# Goal of the exercise
Make an exact copy of each entry, leaving out every picture.

# Saved entries
++++

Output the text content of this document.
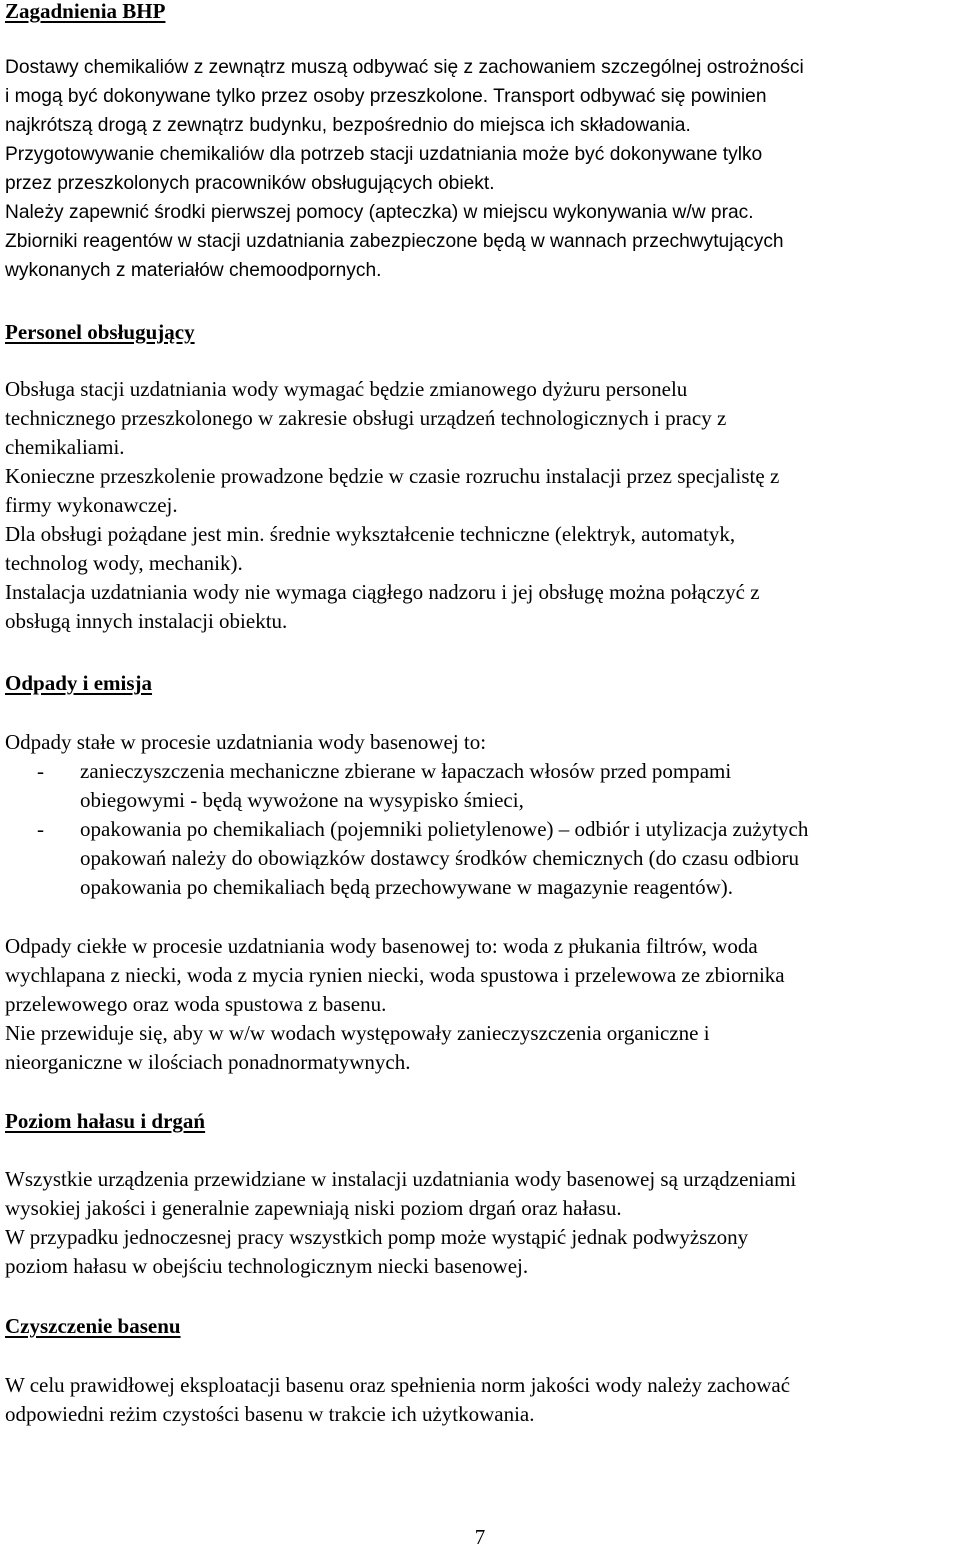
Zagadnienia BHP
Dostawy chemikaliów z zewnątrz muszą odbywać się z zachowaniem szczególnej ostrożności
i mogą być dokonywane tylko przez osoby przeszkolone. Transport odbywać się powinien
najkrótszą drogą z zewnątrz budynku, bezpośrednio do miejsca ich składowania.
Przygotowywanie chemikaliów dla potrzeb stacji uzdatniania może być dokonywane tylko
przez przeszkolonych pracowników obsługujących obiekt.
Należy zapewnić środki pierwszej pomocy (apteczka) w miejscu wykonywania w/w prac.
Zbiorniki reagentów w stacji uzdatniania zabezpieczone będą w wannach przechwytujących
wykonanych z materiałów chemoodpornych.
Personel obsługujący
Obsługa stacji uzdatniania wody wymagać będzie zmianowego dyżuru personelu
technicznego przeszkolonego w zakresie obsługi urządzeń technologicznych i pracy z
chemikaliami.
Konieczne przeszkolenie prowadzone będzie w czasie rozruchu instalacji przez specjalistę z
firmy wykonawczej.
Dla obsługi pożądane jest min. średnie wykształcenie techniczne (elektryk, automatyk,
technolog wody, mechanik).
Instalacja uzdatniania wody nie wymaga ciągłego nadzoru i jej obsługę można połączyć z
obsługą innych instalacji obiektu.
Odpady i emisja
Odpady stałe w procesie uzdatniania wody basenowej to:
- zanieczyszczenia mechaniczne zbierane w łapaczach włosów przed pompami
obiegowymi - będą wywożone na wysypisko śmieci,
- opakowania po chemikaliach (pojemniki polietylenowe) – odbiór i utylizacja zużytych
opakowań należy do obowiązków dostawcy środków chemicznych (do czasu odbioru
opakowania po chemikaliach będą przechowywane w magazynie reagentów).
Odpady ciekłe w procesie uzdatniania wody basenowej to: woda z płukania filtrów, woda
wychlapana z niecki, woda z mycia rynien niecki, woda spustowa i przelewowa ze zbiornika
przelewowego oraz woda spustowa z basenu.
Nie przewiduje się, aby w w/w wodach występowały zanieczyszczenia organiczne i
nieorganiczne w ilościach ponadnormatywnych.
Poziom hałasu i drgań
Wszystkie urządzenia przewidziane w instalacji uzdatniania wody basenowej są urządzeniami
wysokiej jakości i generalnie zapewniają niski poziom drgań oraz hałasu.
W przypadku jednoczesnej pracy wszystkich pomp może wystąpić jednak podwyższony
poziom hałasu w obejściu technologicznym niecki basenowej.
Czyszczenie basenu
W celu prawidłowej eksploatacji basenu oraz spełnienia norm jakości wody należy zachować
odpowiedni reżim czystości basenu w trakcie ich użytkowania.
7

++++

# Exercise output
Output the text content of this document.
Zagadnienia BHP
Dostawy chemikaliów z zewnątrz muszą odbywać się z zachowaniem szczególnej ostrożności
i mogą być dokonywane tylko przez osoby przeszkolone. Transport odbywać się powinien
najkrótszą drogą z zewnątrz budynku, bezpośrednio do miejsca ich składowania.
Przygotowywanie chemikaliów dla potrzeb stacji uzdatniania może być dokonywane tylko
przez przeszkolonych pracowników obsługujących obiekt.
Należy zapewnić środki pierwszej pomocy (apteczka) w miejscu wykonywania w/w prac.
Zbiorniki reagentów w stacji uzdatniania zabezpieczone będą w wannach przechwytujących
wykonanych z materiałów chemoodpornych.
Personel obsługujący
Obsługa stacji uzdatniania wody wymagać będzie zmianowego dyżuru personelu
technicznego przeszkolonego w zakresie obsługi urządzeń technologicznych i pracy z
chemikaliami.
Konieczne przeszkolenie prowadzone będzie w czasie rozruchu instalacji przez specjalistę z
firmy wykonawczej.
Dla obsługi pożądane jest min. średnie wykształcenie techniczne (elektryk, automatyk,
technolog wody, mechanik).
Instalacja uzdatniania wody nie wymaga ciągłego nadzoru i jej obsługę można połączyć z
obsługą innych instalacji obiektu.
Odpady i emisja
Odpady stałe w procesie uzdatniania wody basenowej to:
- zanieczyszczenia mechaniczne zbierane w łapaczach włosów przed pompami
obiegowymi - będą wywożone na wysypisko śmieci,
- opakowania po chemikaliach (pojemniki polietylenowe) – odbiór i utylizacja zużytych
opakowań należy do obowiązków dostawcy środków chemicznych (do czasu odbioru
opakowania po chemikaliach będą przechowywane w magazynie reagentów).
Odpady ciekłe w procesie uzdatniania wody basenowej to: woda z płukania filtrów, woda
wychlapana z niecki, woda z mycia rynien niecki, woda spustowa i przelewowa ze zbiornika
przelewowego oraz woda spustowa z basenu.
Nie przewiduje się, aby w w/w wodach występowały zanieczyszczenia organiczne i
nieorganiczne w ilościach ponadnormatywnych.
Poziom hałasu i drgań
Wszystkie urządzenia przewidziane w instalacji uzdatniania wody basenowej są urządzeniami
wysokiej jakości i generalnie zapewniają niski poziom drgań oraz hałasu.
W przypadku jednoczesnej pracy wszystkich pomp może wystąpić jednak podwyższony
poziom hałasu w obejściu technologicznym niecki basenowej.
Czyszczenie basenu
W celu prawidłowej eksploatacji basenu oraz spełnienia norm jakości wody należy zachować
odpowiedni reżim czystości basenu w trakcie ich użytkowania.
7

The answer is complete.